WRITTEN TASK: Review the lines that follow and copy each one that contains the word "value".

□ □ □ □ □ □ □

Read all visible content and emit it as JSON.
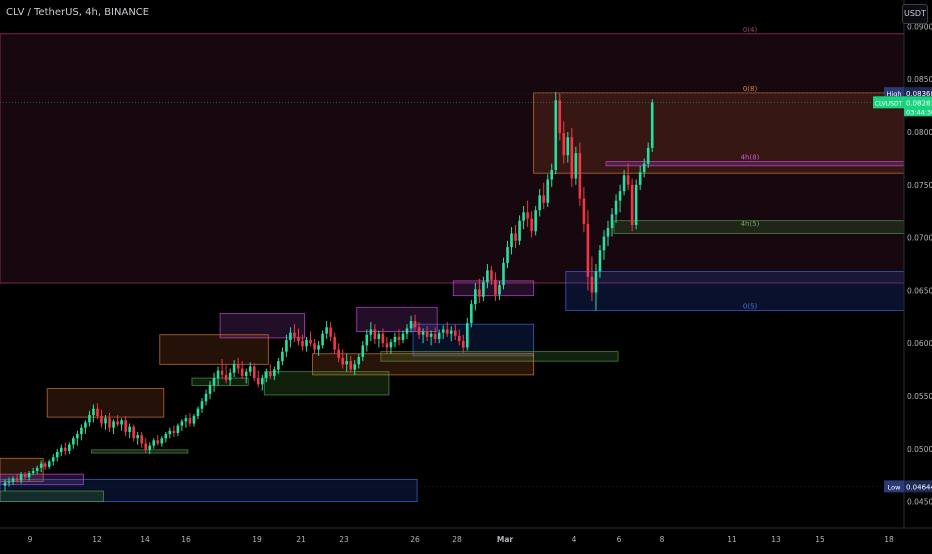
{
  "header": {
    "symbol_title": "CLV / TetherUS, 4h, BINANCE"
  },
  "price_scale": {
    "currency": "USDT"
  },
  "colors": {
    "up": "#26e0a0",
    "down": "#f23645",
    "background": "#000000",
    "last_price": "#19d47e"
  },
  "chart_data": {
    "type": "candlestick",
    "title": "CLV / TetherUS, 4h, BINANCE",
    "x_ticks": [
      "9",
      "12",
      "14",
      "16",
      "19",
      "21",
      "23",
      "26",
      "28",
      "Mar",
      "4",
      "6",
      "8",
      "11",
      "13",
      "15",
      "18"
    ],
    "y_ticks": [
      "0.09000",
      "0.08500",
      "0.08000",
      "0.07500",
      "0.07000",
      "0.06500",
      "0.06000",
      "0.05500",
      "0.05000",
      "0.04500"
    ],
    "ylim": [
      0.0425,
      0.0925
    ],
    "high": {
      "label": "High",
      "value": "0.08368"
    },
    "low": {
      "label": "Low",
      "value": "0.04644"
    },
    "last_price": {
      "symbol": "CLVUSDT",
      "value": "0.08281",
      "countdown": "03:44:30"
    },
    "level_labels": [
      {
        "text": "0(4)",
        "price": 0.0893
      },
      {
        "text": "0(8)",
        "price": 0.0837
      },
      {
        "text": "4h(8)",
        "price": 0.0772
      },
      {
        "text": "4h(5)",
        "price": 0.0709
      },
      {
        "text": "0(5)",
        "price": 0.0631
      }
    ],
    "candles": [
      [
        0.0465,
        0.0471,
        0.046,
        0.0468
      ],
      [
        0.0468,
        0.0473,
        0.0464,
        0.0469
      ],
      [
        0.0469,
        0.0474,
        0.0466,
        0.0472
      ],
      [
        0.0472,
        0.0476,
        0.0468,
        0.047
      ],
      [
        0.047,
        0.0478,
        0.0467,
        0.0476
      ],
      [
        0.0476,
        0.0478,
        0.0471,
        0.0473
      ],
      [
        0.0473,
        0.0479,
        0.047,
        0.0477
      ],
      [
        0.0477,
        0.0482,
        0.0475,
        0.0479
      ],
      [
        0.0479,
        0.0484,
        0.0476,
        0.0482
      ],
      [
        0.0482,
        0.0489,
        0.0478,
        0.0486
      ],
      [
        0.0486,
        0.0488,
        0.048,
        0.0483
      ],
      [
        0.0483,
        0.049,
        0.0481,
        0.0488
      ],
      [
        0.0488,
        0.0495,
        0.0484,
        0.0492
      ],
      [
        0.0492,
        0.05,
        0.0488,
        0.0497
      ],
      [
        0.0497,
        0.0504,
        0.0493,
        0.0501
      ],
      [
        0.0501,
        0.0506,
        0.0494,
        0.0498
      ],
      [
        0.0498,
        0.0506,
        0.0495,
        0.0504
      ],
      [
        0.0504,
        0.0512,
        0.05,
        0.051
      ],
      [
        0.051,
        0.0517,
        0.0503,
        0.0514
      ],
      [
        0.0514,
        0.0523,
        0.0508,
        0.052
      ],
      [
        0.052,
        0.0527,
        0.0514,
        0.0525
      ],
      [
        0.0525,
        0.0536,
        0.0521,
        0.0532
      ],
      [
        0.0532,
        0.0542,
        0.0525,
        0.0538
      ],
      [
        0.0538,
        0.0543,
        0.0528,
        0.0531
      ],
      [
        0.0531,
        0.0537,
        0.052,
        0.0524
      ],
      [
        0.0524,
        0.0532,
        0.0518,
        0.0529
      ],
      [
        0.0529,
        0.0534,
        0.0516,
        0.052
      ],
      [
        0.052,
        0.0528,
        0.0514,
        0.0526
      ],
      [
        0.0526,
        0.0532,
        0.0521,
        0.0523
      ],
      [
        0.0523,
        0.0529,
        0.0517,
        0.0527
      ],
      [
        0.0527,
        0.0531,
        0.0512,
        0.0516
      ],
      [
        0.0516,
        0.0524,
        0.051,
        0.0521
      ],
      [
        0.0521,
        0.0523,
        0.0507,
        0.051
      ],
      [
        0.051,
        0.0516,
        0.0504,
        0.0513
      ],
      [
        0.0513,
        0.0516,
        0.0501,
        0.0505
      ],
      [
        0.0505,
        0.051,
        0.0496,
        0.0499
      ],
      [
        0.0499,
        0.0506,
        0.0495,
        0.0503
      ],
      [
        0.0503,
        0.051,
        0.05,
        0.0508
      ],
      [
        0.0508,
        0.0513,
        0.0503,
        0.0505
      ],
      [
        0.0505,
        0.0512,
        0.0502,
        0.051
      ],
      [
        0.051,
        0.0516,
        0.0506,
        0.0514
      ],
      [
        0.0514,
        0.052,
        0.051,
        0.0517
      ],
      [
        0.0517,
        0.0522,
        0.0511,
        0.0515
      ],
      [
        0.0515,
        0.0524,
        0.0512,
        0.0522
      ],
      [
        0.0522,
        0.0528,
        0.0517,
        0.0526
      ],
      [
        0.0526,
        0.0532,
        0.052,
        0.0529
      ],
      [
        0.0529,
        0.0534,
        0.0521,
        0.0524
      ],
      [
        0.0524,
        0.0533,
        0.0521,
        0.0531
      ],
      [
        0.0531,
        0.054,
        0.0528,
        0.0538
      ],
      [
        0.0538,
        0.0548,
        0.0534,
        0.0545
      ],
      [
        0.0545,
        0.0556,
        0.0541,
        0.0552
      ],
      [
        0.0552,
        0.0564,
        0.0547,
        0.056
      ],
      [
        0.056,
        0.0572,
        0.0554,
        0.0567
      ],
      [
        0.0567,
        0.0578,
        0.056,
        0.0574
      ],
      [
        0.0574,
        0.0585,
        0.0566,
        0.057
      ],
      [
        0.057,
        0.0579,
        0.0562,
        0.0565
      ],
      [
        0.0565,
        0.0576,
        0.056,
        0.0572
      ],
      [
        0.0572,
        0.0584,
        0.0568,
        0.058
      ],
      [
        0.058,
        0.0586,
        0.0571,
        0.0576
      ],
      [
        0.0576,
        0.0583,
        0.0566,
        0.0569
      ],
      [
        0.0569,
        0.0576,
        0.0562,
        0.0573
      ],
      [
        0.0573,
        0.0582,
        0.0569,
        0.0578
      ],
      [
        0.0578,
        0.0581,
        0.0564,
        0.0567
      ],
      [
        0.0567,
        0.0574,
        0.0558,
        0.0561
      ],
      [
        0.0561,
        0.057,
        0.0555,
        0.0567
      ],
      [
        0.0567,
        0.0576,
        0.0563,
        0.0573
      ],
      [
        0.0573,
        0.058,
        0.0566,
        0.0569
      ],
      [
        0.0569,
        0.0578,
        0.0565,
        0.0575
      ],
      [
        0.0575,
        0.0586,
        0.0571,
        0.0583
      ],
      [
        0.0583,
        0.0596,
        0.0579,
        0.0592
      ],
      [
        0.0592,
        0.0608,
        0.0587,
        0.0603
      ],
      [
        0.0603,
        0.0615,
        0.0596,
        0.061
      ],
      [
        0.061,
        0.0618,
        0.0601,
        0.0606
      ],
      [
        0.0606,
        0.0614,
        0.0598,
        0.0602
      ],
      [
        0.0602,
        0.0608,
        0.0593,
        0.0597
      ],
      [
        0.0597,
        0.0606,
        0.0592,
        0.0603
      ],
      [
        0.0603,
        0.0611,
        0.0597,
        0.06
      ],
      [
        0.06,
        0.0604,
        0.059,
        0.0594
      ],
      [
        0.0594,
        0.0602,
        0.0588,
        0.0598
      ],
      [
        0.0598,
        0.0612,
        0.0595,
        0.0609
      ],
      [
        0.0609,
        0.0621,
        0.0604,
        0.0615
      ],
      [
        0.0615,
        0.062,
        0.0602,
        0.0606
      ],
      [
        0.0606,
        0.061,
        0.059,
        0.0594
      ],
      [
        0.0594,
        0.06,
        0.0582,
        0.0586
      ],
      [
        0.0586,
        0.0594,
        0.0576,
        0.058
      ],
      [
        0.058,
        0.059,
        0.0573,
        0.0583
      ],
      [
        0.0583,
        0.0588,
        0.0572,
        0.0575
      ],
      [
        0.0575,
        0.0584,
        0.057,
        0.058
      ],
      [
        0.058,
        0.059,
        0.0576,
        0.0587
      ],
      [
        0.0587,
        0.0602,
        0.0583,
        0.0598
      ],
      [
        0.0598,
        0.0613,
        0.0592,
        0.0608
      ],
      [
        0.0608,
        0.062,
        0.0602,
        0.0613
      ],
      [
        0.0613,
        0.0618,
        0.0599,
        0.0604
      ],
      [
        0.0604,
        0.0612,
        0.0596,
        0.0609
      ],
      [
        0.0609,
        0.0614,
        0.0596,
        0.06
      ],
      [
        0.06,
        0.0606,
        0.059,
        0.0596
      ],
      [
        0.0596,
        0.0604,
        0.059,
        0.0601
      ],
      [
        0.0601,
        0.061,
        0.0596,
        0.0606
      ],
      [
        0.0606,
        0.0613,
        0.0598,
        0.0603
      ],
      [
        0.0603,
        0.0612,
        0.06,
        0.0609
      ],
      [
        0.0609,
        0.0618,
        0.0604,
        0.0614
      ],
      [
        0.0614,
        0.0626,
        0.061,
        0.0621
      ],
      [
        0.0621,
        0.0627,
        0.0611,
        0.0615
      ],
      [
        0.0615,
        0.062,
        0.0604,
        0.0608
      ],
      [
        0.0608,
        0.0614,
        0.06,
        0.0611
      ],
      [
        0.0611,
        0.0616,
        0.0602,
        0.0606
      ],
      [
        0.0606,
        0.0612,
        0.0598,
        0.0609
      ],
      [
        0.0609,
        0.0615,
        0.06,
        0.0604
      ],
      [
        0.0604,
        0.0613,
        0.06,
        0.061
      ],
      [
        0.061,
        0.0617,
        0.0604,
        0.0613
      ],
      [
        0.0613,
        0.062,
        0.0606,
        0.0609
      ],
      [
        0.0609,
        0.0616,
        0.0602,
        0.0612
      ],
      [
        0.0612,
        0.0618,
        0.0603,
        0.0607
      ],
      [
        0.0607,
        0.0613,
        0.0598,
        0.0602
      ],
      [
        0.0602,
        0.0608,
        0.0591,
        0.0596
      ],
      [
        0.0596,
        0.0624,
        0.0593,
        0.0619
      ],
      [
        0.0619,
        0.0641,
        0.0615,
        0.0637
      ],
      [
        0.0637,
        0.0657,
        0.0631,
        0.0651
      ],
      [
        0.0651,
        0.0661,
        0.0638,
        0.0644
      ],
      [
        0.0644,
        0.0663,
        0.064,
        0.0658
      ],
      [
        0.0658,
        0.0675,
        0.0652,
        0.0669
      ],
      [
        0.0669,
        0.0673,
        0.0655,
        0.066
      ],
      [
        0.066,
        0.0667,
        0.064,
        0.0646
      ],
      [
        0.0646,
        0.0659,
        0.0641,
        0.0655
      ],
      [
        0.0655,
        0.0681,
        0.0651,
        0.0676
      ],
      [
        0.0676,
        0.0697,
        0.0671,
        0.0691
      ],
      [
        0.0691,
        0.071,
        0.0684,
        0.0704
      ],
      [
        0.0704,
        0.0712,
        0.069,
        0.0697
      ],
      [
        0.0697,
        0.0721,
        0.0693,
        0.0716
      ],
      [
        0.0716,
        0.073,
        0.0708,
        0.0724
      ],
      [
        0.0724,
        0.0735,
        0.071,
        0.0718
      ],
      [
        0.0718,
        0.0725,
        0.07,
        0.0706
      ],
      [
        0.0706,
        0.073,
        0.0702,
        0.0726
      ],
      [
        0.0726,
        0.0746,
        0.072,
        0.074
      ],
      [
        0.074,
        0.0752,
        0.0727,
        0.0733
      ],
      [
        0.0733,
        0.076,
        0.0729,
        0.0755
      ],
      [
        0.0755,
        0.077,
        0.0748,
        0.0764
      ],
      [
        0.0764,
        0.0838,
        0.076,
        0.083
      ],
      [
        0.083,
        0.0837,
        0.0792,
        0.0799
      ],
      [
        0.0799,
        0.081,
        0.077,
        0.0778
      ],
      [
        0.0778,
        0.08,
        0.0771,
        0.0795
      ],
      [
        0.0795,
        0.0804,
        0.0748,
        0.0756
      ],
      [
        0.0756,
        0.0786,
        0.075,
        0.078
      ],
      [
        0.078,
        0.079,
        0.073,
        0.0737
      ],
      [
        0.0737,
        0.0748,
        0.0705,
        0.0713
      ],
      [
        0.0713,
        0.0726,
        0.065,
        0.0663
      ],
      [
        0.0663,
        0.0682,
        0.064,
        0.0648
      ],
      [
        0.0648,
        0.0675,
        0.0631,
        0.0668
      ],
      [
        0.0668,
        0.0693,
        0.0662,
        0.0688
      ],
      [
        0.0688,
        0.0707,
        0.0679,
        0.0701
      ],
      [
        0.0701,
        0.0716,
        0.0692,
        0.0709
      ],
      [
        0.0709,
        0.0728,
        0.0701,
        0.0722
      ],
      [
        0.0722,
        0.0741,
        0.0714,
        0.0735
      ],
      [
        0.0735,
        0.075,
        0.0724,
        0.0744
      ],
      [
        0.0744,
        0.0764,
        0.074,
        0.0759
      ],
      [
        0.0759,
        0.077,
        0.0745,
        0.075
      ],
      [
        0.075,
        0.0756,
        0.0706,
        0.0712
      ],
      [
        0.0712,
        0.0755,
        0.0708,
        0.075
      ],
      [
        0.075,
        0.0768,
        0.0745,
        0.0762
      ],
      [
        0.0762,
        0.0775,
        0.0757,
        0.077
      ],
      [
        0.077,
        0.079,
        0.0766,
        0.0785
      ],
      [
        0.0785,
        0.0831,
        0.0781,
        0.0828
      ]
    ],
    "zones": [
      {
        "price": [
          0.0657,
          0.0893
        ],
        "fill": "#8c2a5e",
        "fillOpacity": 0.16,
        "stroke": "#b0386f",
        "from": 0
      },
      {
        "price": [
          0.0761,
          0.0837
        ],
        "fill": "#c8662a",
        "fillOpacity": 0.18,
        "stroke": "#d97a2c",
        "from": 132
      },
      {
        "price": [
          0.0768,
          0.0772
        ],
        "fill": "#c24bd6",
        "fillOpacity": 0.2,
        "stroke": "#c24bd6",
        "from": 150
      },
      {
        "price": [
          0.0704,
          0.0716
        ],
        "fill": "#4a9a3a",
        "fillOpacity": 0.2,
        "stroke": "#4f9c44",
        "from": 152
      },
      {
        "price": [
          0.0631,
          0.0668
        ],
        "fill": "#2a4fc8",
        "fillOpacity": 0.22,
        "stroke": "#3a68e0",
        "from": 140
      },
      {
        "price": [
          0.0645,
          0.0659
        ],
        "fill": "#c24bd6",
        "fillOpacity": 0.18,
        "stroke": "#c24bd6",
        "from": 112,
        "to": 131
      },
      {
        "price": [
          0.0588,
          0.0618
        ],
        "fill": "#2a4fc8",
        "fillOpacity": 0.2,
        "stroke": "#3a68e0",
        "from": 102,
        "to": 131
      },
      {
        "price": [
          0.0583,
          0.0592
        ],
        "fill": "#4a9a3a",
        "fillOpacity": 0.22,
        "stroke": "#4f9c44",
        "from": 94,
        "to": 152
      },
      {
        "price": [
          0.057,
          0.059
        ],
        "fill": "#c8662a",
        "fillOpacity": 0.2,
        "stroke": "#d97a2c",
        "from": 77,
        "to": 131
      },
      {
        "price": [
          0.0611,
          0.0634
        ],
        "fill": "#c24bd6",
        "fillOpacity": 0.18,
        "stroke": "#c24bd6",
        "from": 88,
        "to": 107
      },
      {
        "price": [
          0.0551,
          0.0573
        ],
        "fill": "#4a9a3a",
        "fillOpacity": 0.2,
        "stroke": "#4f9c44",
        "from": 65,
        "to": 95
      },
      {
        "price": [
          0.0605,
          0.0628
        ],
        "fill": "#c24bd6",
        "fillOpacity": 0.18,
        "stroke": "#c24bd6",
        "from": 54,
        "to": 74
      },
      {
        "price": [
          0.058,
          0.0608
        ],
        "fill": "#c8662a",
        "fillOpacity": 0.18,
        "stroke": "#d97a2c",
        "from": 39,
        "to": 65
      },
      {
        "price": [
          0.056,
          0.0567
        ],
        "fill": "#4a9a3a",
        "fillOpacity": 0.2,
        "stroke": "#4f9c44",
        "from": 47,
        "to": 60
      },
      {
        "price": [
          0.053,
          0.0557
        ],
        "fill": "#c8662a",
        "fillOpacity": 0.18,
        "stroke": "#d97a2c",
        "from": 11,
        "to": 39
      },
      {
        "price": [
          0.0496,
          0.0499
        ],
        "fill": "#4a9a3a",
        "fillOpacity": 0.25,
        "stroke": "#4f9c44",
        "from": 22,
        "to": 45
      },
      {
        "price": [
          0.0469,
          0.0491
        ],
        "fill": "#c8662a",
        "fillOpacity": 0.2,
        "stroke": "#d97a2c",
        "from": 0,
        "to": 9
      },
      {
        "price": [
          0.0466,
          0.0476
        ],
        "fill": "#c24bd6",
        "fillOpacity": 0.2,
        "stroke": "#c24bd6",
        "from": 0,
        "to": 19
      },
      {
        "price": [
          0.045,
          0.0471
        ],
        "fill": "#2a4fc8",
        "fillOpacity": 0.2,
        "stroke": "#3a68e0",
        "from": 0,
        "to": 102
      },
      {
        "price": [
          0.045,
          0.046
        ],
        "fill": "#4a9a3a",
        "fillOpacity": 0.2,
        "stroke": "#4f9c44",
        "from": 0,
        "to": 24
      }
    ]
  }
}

□ □ □ □ □ □ □

EXERCISE ANSWER:
      "value": "0.08368"
      "value": "0.04644"
      "value": "0.08281",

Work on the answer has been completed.